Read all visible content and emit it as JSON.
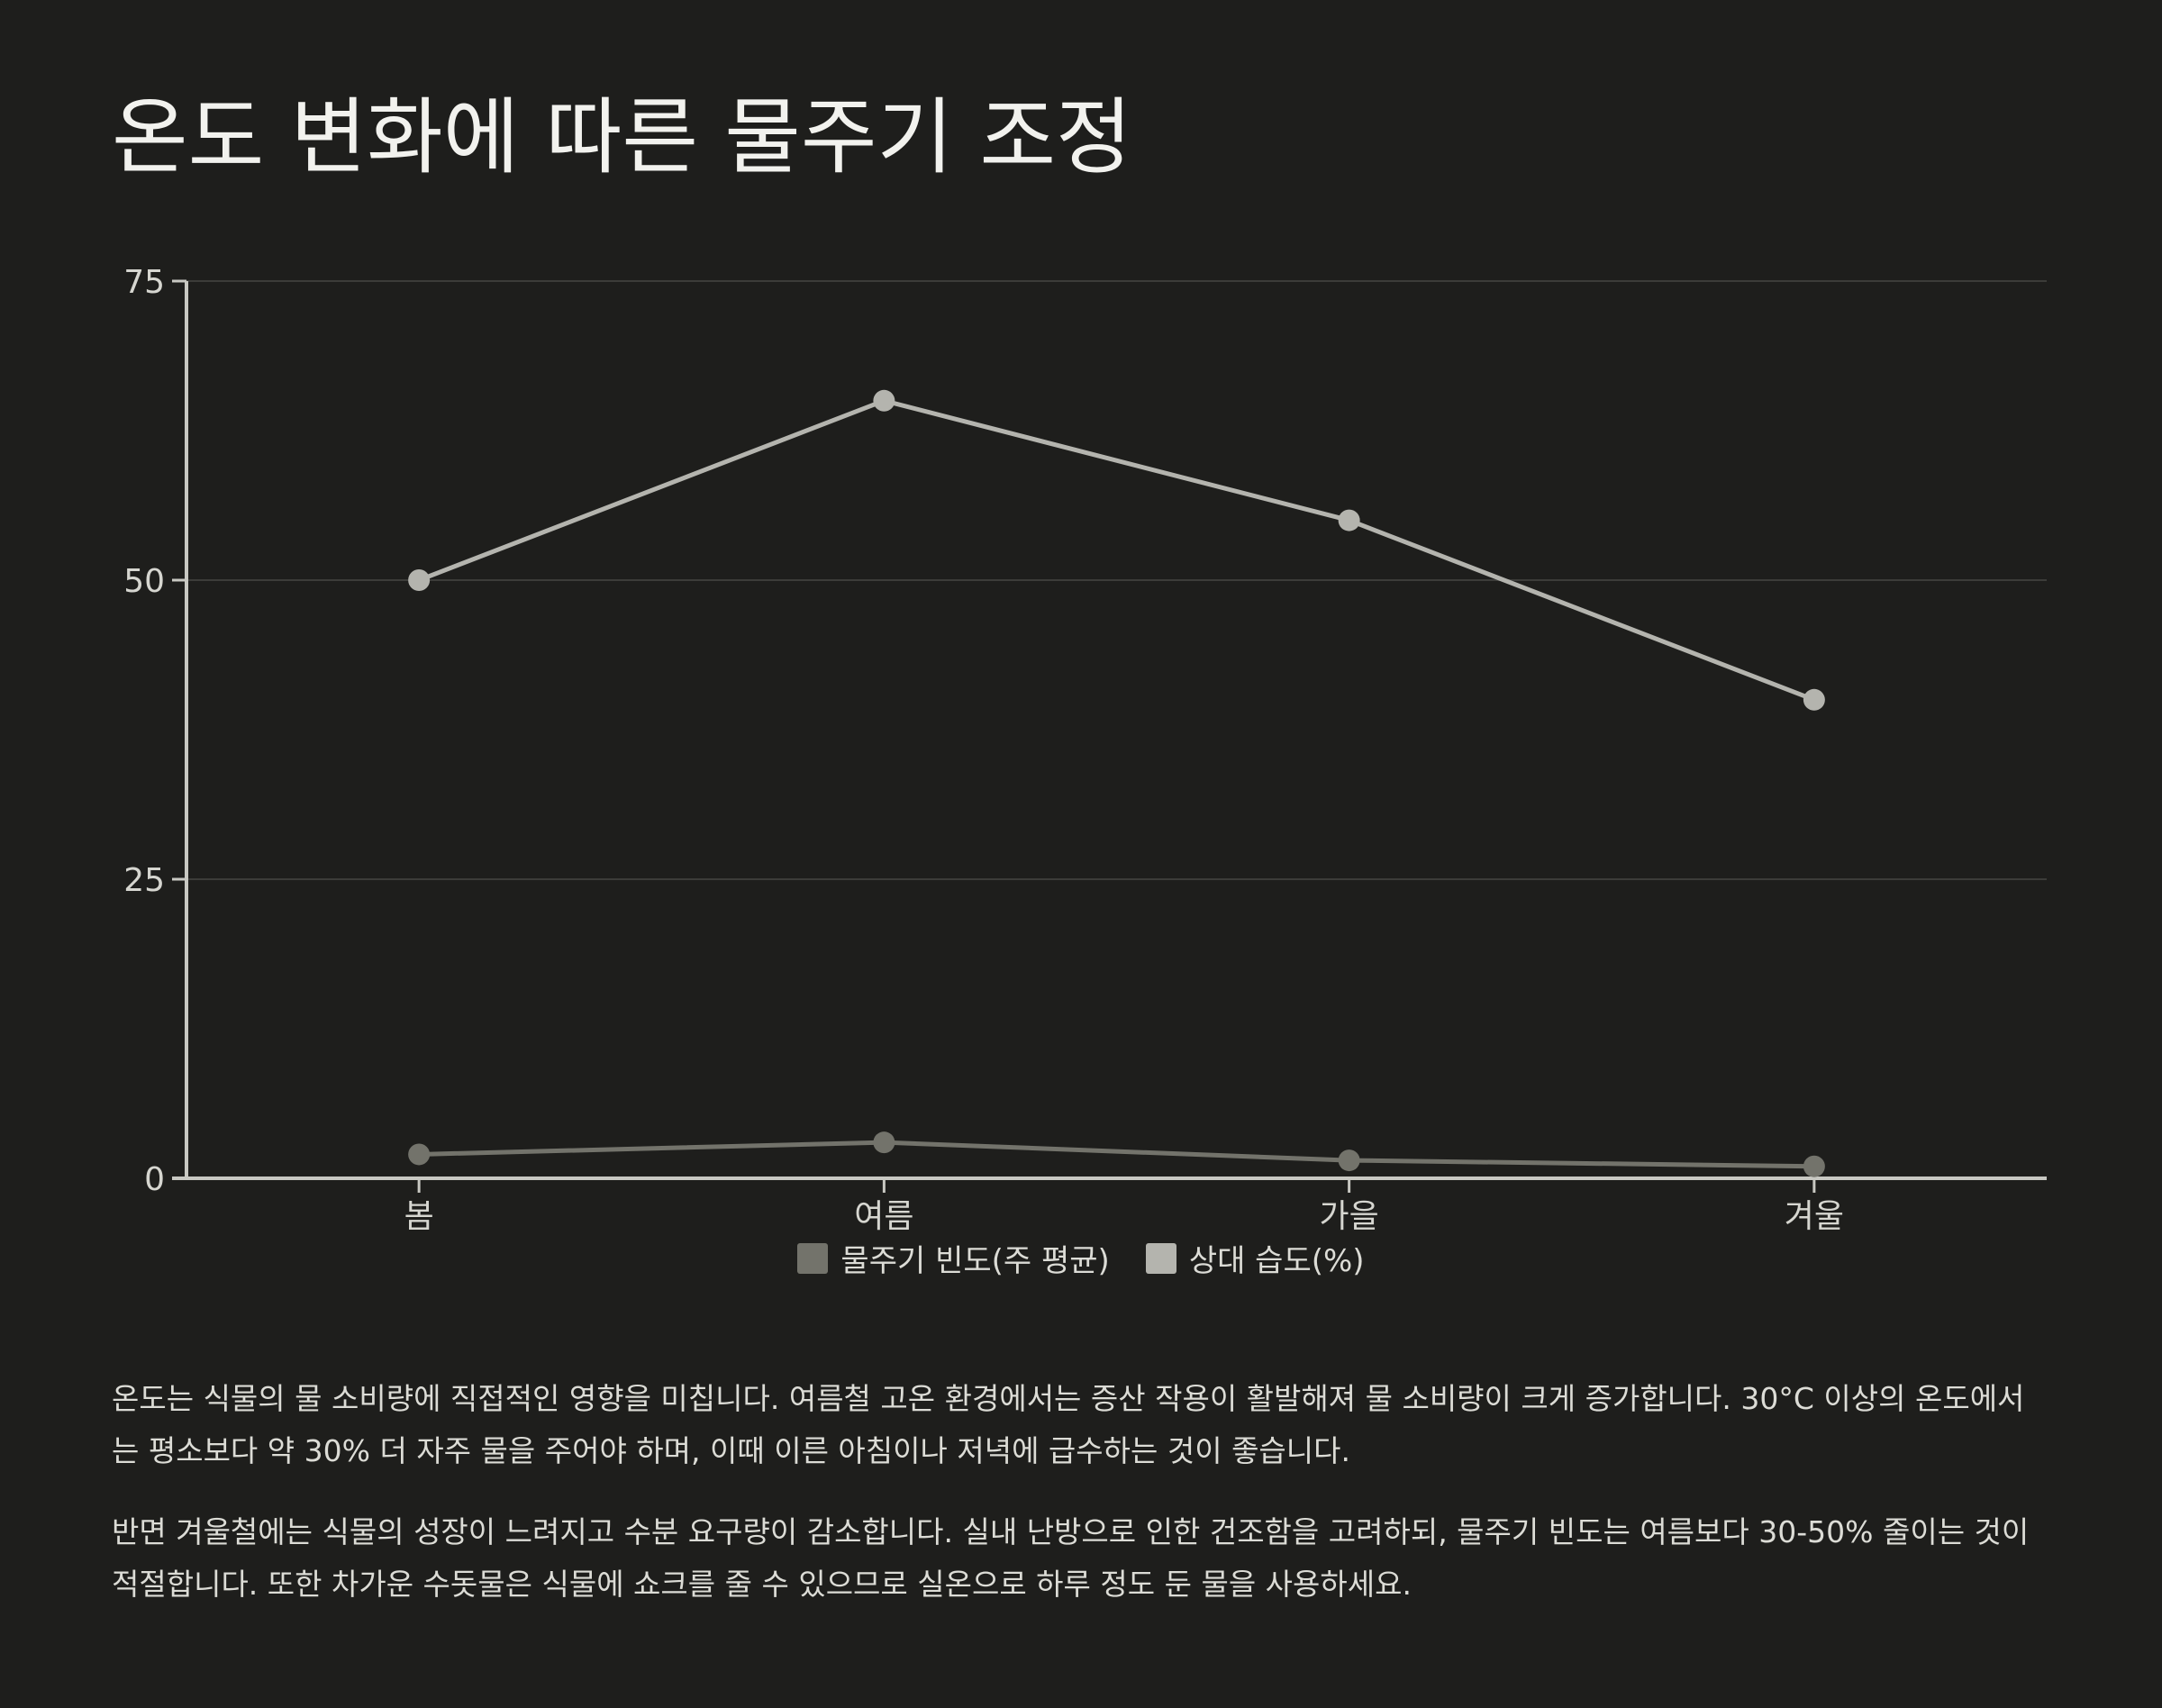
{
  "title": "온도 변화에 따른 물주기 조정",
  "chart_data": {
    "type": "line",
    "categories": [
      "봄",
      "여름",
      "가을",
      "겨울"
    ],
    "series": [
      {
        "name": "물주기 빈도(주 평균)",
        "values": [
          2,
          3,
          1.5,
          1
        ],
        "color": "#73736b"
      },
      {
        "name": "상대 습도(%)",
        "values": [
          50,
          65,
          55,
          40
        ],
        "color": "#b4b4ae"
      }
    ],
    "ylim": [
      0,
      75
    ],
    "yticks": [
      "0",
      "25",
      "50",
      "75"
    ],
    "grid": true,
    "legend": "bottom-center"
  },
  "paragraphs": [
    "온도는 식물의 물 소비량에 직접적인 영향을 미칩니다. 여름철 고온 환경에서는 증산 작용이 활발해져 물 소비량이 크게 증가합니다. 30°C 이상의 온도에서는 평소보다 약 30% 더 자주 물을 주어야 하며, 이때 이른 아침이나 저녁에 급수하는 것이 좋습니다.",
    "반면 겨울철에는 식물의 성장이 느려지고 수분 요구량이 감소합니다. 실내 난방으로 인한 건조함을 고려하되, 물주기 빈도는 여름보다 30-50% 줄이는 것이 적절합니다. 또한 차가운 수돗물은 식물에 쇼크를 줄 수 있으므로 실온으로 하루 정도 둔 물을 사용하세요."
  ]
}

★ ★ ★

Written exercise:
Except for the pictures, give all the material above again verbatim.

Solution to the exercise:
Read all visible content and emit it as JSON.
{
  "title": "온도 변화에 따른 물주기 조정",
  "chart_data": {
    "type": "line",
    "categories": [
      "봄",
      "여름",
      "가을",
      "겨울"
    ],
    "series": [
      {
        "name": "물주기 빈도(주 평균)",
        "values": [
          2,
          3,
          1.5,
          1
        ],
        "color": "#73736b"
      },
      {
        "name": "상대 습도(%)",
        "values": [
          50,
          65,
          55,
          40
        ],
        "color": "#b4b4ae"
      }
    ],
    "ylim": [
      0,
      75
    ],
    "yticks": [
      "0",
      "25",
      "50",
      "75"
    ],
    "grid": true,
    "legend": "bottom-center"
  },
  "paragraphs": [
    "온도는 식물의 물 소비량에 직접적인 영향을 미칩니다. 여름철 고온 환경에서는 증산 작용이 활발해져 물 소비량이 크게 증가합니다. 30°C 이상의 온도에서는 평소보다 약 30% 더 자주 물을 주어야 하며, 이때 이른 아침이나 저녁에 급수하는 것이 좋습니다.",
    "반면 겨울철에는 식물의 성장이 느려지고 수분 요구량이 감소합니다. 실내 난방으로 인한 건조함을 고려하되, 물주기 빈도는 여름보다 30-50% 줄이는 것이 적절합니다. 또한 차가운 수돗물은 식물에 쇼크를 줄 수 있으므로 실온으로 하루 정도 둔 물을 사용하세요."
  ]
}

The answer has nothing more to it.